=== TESTO FORNITO ===

Ieri, oggi e l’oltre

«Guardare indietro
è il modo migliore e più sicuro
per procedere in avanti».
Mark Rothko

Nelle sua lineare evoluzione, la pittura di Roberto Miniati ha raggiunto un’identità precisa e significativa, quantunque vi continuino a collimare – in verità in modo sempre più marginale – gli ultimi riverberi di quelle influenze che pure risultarono essenziali negli anni lontani dei suoi esordi.
Come isolatasi in un versante «altro» e alto dell’astrazione, che verrebbe fatto di ricondurre a una vagheggiata sfera di ordine sentimentale, l’opera dell’artista romano esibisce, oggi, ricercatezze tecniche e formali nitidamente peculiari, al solito apprezzabili in una architettura compositiva traslata alla maniera di un suggestivo labirinto interiore. Vi intervengono, a soglie naturalmente subliminali, i lasciti di un’osservazione insistita fra le avanguardie dell’arte del ventesimo secolo e, parimenti, i mutevoli orizzonti dell’esistenza, là dove si susseguono, come nuvole vagamente antropomorfe, alternanti condizioni spirituali.
Un errore, dunque, sarebbe circoscrivere il senso e i contenuti di questa mostra, dall’emblematico titolo «Affinità selettive», ai diversi rapporti percepibili fra il lavoro di Miniati e quelli di alcuni fra i suoi artisti preferiti, giacché alle fondamenta stesse dell’intero percorso espositivo echeggiano sonorità intime tipiche di universi abitati da umori e riflessioni di vario tipo. Affinità e diversità, dunque, da cogliere piuttosto oltre l’approccio, inizialmente superficiale, con i discordanti motivi espressivi, fallace – se appunto condotto in maniera sbrigativa – poiché potrebbe cagionare nello spettatore l’errato orientamento a trovare similitudini e analogie date, peraltro, fin dall’alba di questo progetto, alquanto scontate.
Ciò che ha infatti costituito la maggiore spinta nella realizzazione di questa rassegna è stata la ricerca, finanche l’individuazione, di un dialogo virtuale intrattenuto da Miniati ora con Albers e Hartung, ora con Afro, Burri e Riopelle, fra gli altri, una «sintonia» evidentemente non espressa attraverso la sterile replica di codici e stilemi fortunati, ma in una avvertibile aura densa di effervescenze mentali e sviluppi pittorici possibili, nel tempo divenuta la cifra distintiva e più eloquente dell’attività, pregiata, di Miniati: un artefice attento e raffinato, incline a incamminarsi verso mete inesplorate, sempre desideroso di conoscere ciò che è stato per evitare di ripetere – quanti molti fanno – banalmente.

=== VOCI ELENCATE ===

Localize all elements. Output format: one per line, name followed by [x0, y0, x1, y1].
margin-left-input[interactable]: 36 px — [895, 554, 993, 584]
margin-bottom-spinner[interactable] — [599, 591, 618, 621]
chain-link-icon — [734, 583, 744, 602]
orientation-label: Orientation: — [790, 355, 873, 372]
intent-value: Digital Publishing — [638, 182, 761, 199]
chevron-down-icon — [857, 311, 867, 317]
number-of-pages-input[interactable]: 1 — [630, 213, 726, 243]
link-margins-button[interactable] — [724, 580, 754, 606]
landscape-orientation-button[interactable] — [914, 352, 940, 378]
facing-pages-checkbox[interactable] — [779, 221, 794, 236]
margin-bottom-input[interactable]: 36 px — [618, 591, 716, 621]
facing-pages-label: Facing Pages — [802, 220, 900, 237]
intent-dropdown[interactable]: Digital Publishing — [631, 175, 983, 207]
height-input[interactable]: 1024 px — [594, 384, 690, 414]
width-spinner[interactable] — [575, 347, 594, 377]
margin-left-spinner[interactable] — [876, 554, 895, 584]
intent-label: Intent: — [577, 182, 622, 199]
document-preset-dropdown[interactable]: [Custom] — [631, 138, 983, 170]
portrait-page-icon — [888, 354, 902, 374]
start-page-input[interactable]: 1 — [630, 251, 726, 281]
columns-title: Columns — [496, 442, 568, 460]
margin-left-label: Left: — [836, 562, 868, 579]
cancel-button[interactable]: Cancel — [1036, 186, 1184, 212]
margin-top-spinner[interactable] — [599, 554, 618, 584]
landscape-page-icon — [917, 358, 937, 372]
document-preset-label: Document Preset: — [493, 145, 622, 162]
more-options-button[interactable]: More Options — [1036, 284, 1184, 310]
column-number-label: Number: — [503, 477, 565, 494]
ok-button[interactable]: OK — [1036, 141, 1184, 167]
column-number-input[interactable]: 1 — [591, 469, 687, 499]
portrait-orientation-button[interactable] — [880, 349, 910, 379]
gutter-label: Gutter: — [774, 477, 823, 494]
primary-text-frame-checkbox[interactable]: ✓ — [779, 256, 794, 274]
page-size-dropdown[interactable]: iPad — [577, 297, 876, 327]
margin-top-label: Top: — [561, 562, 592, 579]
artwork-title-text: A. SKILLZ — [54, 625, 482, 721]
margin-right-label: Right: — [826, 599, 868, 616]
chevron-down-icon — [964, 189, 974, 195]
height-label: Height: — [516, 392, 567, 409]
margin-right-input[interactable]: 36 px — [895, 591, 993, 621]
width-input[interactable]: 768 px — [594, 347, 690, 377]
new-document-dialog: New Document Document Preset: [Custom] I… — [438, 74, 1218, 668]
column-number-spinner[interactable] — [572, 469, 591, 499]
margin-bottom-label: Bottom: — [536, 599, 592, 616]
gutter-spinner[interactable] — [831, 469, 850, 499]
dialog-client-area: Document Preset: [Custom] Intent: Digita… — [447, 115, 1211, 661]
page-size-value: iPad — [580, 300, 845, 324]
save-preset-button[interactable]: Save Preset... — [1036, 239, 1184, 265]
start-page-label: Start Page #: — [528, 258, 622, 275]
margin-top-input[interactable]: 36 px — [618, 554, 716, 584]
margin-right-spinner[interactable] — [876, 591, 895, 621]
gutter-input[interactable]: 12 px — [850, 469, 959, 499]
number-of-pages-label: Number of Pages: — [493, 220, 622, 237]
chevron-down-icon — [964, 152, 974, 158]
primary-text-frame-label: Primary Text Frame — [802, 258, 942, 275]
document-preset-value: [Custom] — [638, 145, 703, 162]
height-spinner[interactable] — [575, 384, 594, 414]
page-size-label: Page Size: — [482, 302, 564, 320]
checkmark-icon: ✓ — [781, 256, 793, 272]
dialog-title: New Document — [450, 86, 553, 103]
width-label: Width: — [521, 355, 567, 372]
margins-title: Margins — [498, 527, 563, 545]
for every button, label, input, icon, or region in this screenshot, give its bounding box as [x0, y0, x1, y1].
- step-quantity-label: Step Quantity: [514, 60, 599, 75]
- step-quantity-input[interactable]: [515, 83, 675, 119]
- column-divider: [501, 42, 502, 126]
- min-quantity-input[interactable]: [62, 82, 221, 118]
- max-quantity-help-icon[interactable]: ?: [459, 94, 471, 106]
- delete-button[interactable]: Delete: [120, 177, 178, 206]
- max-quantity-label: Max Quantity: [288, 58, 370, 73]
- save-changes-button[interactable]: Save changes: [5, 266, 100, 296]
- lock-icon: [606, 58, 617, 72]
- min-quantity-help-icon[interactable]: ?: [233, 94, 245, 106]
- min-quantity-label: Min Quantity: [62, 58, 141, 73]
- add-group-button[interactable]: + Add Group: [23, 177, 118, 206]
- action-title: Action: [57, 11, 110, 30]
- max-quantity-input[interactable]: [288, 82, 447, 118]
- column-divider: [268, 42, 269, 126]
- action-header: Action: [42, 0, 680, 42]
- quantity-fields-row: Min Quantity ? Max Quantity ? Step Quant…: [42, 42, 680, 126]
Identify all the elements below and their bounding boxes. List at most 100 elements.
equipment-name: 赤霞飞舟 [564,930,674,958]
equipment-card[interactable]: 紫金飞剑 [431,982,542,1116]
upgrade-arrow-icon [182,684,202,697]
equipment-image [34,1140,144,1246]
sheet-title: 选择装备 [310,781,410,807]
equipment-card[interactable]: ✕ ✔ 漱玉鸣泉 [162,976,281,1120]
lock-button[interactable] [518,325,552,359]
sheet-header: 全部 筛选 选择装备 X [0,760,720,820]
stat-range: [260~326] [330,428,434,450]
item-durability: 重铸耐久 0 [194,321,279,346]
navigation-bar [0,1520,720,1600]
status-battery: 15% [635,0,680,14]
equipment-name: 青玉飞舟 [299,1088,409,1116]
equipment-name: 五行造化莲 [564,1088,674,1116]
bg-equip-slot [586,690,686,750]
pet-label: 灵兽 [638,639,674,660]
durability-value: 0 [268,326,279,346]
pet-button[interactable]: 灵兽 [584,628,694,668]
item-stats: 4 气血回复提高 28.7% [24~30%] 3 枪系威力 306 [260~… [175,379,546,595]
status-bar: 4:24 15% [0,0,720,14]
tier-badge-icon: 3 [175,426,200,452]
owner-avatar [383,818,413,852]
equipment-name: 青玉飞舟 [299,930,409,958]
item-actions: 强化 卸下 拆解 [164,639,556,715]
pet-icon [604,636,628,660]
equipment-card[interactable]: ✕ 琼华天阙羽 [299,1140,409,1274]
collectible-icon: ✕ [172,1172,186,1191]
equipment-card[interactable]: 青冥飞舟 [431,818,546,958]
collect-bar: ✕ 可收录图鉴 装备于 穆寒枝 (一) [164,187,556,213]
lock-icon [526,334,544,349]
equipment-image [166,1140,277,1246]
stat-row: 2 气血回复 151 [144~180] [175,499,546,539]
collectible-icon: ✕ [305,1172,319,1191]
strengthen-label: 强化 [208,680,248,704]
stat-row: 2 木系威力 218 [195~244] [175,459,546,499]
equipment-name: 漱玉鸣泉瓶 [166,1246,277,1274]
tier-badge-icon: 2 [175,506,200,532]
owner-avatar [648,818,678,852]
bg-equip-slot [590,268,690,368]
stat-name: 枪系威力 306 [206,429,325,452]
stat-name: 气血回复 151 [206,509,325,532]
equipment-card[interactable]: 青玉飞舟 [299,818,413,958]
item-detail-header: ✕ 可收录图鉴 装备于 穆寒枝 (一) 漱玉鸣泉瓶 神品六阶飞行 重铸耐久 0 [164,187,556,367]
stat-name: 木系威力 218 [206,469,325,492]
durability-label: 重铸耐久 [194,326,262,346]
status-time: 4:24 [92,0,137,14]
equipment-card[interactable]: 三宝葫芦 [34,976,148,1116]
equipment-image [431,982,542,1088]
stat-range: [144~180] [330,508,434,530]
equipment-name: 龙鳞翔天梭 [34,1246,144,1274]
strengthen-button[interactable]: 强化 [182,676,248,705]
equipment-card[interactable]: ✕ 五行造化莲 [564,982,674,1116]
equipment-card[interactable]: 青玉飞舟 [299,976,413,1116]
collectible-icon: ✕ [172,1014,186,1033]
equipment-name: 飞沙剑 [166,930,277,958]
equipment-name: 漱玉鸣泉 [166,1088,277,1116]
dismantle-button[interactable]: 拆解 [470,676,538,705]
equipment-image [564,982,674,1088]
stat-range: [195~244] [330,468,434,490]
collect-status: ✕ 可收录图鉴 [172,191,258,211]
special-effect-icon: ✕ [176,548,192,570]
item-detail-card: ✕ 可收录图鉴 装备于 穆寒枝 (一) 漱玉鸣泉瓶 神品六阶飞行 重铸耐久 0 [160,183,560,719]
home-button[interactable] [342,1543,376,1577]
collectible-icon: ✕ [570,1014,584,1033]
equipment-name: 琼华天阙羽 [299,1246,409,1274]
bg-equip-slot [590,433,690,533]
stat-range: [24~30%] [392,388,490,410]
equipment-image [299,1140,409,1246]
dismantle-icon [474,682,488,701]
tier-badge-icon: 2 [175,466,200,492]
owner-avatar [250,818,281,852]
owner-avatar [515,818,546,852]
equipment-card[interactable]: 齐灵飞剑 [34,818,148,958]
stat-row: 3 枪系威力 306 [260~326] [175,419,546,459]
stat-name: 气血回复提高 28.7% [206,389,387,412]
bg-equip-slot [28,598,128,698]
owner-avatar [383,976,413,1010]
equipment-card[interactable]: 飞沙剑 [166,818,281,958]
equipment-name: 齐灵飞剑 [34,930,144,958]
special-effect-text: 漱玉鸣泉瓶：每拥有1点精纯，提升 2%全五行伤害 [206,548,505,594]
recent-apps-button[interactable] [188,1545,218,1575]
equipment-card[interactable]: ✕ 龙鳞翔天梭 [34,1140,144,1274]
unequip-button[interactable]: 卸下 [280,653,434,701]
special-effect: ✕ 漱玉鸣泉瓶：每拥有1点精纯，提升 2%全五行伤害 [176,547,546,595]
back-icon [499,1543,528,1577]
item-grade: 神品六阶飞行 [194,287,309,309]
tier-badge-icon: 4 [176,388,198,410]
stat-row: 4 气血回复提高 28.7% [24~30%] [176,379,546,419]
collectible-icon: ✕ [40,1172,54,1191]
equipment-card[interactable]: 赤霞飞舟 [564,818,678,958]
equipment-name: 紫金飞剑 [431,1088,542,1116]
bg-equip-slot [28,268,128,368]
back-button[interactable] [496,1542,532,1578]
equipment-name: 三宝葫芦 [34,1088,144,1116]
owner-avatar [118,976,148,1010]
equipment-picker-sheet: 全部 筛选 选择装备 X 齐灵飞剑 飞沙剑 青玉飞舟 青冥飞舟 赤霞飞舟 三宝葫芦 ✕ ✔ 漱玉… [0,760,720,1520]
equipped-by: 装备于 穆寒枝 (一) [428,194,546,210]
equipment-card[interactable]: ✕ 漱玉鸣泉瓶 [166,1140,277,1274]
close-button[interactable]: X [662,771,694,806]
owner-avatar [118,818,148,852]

===

- CONSEGNA 1
Cita il testo sulla pittura di Roberto Miniati da "Nelle sua lineare" a "dei suoi esordi.".
- CONSEGNA 2
Elenca gli artisti con cui, nel testo sulla pittura di Roberto Miniati, il pittore intrattiene un dialogo virtuale.
I record qui non servono.

- RISPOSTA CORRETTA 1
Nelle sua lineare evoluzione, la pittura di Roberto Miniati ha raggiunto un’identità precisa e significativa, quantunque vi continuino a collimare – in verità in modo sempre più marginale – gli ultimi riverberi di quelle influenze che pure risultarono essenziali negli anni lontani dei suoi esordi.

- RISPOSTA CORRETTA 2
Albers, Hartung, Afro, Burri, Riopelle